**WHAT THIS TASK INVOLVES**
Report how many lines of the entries below contain the word "text", and nothing more.

**INPUT ROWS**

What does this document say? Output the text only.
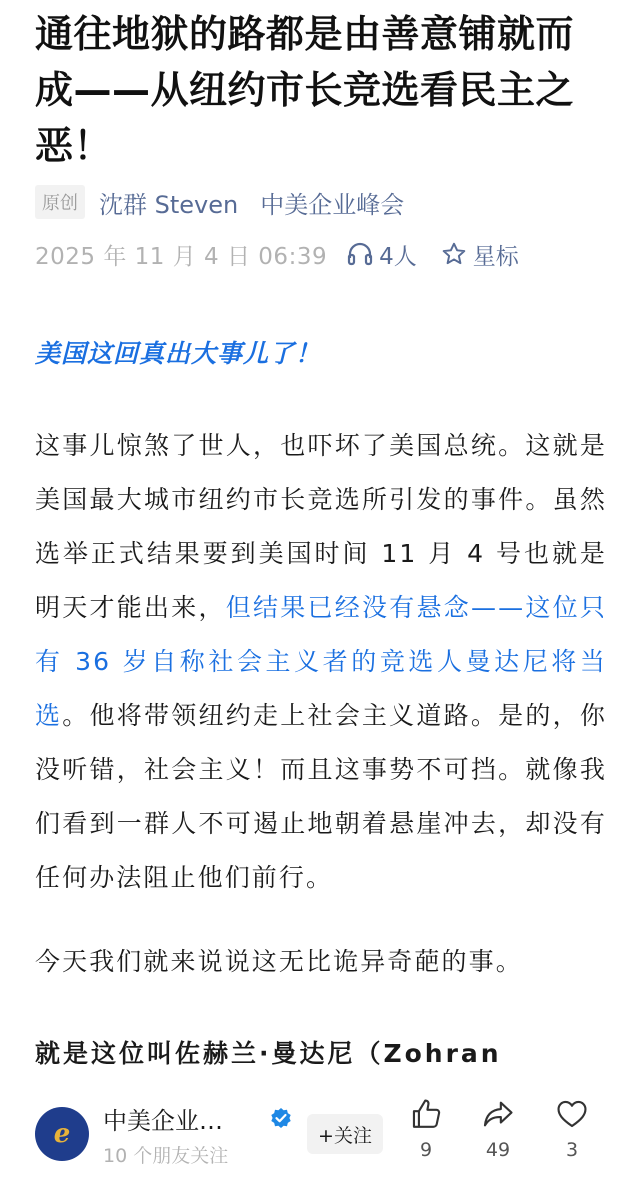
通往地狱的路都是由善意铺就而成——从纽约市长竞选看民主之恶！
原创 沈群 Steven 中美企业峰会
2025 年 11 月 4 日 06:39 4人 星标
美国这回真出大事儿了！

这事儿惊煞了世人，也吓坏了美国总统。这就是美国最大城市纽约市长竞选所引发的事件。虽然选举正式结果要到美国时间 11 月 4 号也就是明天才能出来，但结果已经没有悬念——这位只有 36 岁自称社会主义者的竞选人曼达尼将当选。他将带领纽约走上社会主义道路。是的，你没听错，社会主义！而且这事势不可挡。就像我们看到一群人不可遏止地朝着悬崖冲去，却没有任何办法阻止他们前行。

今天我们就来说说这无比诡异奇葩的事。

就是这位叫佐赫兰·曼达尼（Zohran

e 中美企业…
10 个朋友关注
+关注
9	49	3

---

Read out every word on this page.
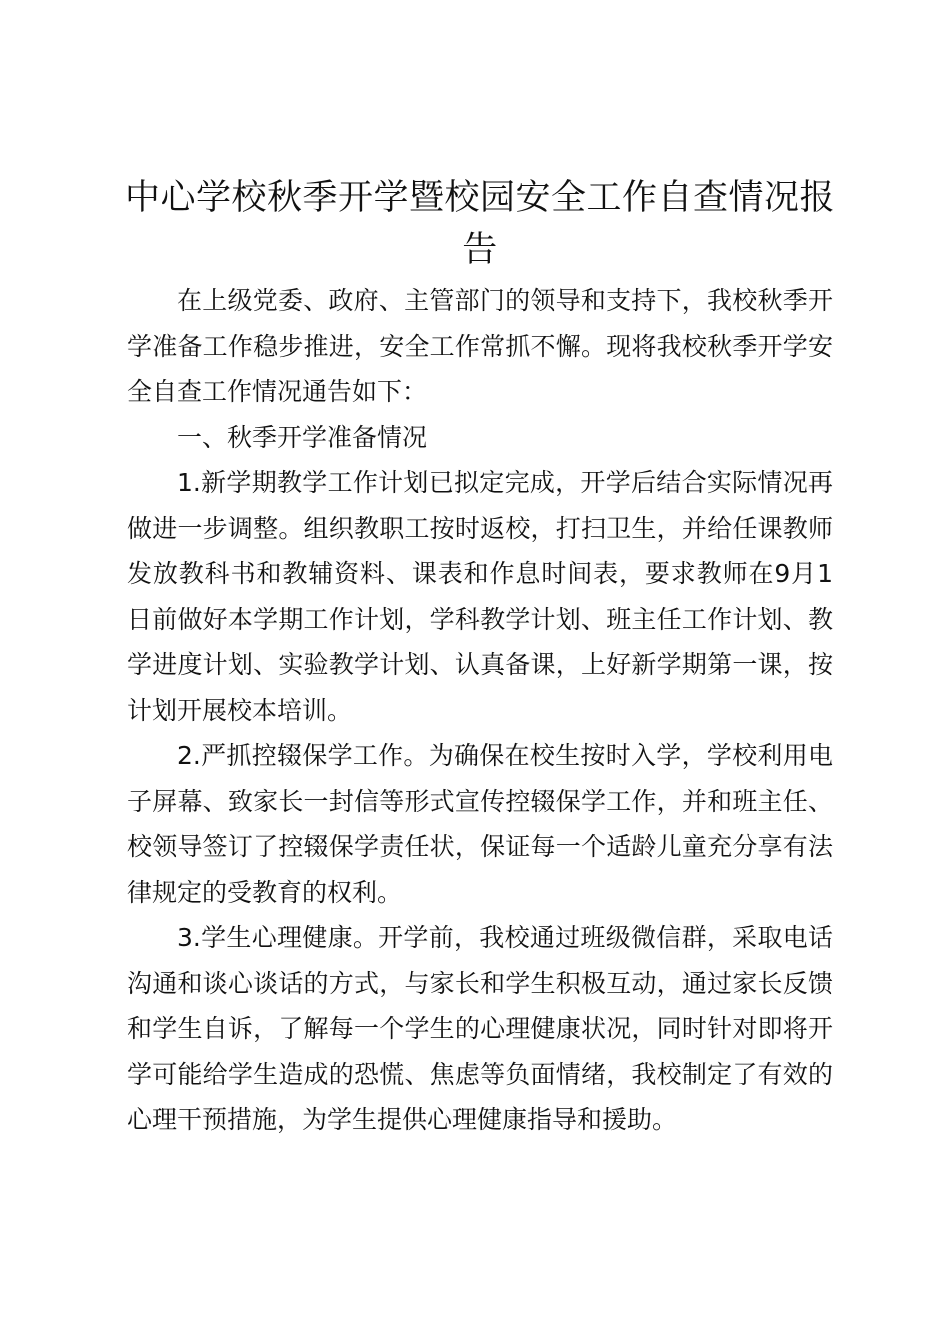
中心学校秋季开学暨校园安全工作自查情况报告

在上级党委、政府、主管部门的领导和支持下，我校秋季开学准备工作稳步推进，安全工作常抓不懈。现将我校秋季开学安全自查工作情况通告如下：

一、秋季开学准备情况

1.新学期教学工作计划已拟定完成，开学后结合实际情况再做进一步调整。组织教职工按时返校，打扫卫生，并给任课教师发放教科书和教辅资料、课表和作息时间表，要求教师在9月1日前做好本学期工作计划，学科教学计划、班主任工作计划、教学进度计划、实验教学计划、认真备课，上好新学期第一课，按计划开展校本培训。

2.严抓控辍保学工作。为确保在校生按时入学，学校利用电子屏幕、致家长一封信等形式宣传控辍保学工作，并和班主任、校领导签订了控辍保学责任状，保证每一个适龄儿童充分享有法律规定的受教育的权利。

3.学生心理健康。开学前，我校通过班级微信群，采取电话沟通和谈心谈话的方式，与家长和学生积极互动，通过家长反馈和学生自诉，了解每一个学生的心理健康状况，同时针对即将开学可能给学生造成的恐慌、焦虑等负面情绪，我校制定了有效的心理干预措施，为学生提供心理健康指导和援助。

--

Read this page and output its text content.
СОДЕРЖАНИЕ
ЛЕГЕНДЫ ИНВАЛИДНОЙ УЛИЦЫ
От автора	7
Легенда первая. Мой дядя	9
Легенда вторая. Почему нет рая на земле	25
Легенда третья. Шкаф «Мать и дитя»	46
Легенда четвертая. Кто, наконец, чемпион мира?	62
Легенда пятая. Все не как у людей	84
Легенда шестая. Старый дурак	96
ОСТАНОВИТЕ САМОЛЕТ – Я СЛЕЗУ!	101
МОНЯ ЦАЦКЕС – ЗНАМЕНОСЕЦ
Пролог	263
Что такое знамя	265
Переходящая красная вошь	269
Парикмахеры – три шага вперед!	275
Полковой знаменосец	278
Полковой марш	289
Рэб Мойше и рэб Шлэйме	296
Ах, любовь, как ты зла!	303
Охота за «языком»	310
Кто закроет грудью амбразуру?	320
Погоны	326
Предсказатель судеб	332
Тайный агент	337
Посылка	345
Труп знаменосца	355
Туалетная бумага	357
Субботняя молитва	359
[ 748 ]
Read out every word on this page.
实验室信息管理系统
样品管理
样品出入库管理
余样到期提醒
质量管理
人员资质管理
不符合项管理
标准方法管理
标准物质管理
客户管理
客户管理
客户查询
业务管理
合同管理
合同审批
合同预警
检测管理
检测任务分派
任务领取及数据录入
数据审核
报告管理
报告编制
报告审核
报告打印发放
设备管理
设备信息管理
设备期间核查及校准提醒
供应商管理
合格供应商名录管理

**EXERCISE SOLUTION**
2